▶ DOCUMENT PASSAGE:

Segment Open

The Nuremberg Military Tribunals were a sequence of post‑World War II criminal trials convened by the United States in the German city of Nuremberg. Held in the same Palace of Justice used for the International Military Tribunal (IMT), these U.S. military tribunals ran from 1946 into 1949 and tried senior officials, professionals and industrial figures for war crimes, crimes against humanity and related offenses.

Unlike the IMT that prosecuted the 24 major war criminals in the first, multinational proceeding — often referenced simply as the Nuremberg Trials — the later proceedings were organized and conducted by the occupying authorities. Disagreements among the four wartime allies limited a single, joint series of trials, and each occupying power moved forward in its own zone. The United States therefore instituted a program of twelve tribunals in its zone to address a broad range of defendants and allegations.

Segment Closed

▶ WORK TO COMPLETE:
**a.** In the passage on the Nuremberg Military Tribunals, what groups of people does it say the tribunals tried?
**b.** Write out the passage on the Nuremberg Military Tribunals word for word, from "Unlike the IMT" to "defendants and allegations.".
**c.** Continue the passage on the Nuremberg Military Tribunals from where it stops.
The lines that come after this passage have nothing to do with the work here.

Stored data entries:
Segment Open

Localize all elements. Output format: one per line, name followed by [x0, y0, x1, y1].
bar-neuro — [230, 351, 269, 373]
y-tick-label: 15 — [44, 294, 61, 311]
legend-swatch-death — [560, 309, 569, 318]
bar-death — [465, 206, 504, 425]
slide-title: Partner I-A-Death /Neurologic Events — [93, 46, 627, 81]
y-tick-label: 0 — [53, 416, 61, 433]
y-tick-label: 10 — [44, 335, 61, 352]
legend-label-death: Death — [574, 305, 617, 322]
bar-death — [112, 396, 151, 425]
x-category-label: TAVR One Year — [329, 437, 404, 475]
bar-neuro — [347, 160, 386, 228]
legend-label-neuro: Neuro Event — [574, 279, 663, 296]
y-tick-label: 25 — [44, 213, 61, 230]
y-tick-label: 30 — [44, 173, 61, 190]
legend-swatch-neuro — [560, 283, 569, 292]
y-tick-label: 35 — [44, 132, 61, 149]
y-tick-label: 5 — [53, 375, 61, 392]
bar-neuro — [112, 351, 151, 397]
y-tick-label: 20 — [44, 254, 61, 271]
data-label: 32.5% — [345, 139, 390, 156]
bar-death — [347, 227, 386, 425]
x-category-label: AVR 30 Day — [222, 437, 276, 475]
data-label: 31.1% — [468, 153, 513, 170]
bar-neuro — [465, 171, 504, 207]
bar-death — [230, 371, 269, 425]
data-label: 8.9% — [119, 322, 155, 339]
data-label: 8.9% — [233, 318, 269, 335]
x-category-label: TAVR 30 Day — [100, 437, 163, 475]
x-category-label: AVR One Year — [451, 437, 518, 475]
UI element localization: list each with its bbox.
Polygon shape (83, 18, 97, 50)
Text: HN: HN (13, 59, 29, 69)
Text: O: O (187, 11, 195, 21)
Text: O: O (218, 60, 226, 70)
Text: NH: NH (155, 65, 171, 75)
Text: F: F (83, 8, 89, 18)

Segment Closed

▶ TASK RESULTS:
**a.** Senior officials, professionals and industrial figures.

**b.**
Unlike the IMT that prosecuted the 24 major war criminals in the first, multinational proceeding — often referenced simply as the Nuremberg Trials — the later proceedings were organized and conducted by the occupying authorities. Disagreements among the four wartime allies limited a single, joint series of trials, and each occupying power moved forward in its own zone. The United States therefore instituted a program of twelve tribunals in its zone to address a broad range of defendants and allegations.

**c.**
The U.S. tribunals operated under military authority and drew on Control Council Law No. 10 as the underlying framework for prosecuting war crimes and crimes against humanity. Each tribunal assembled a panel of American judges, defense counsel and prosecutors from the U.S. military government. The cases varied in subject and scale: some targeted medical professionals and legal officials, others focused on industrial corporations, SS organizations, military commands and administrators accused of facilitating or directing atrocities.

Notable trials

  • The Doctors' Trial — trials of physicians and medical administrators for human experimentation and abuses that also led to the Nuremberg Code of research ethics.
  • The Judges' (or Justice) Trial — prosecution of jurists and legal officials who applied Nazi racial and political laws.
  • Einsatzgruppen Trial — cases against mobile killing units responsible for mass shootings in occupied territories.
  • Industrial and economic cases — including prosecutions of corporations and executives (for example, industrial conglomerates and steelmakers) for exploitation, slave labor and support of criminal policies.
  • Additional cases addressed high command planning, SS offices, concentration camp administration and other institutional actors implicated in crimes.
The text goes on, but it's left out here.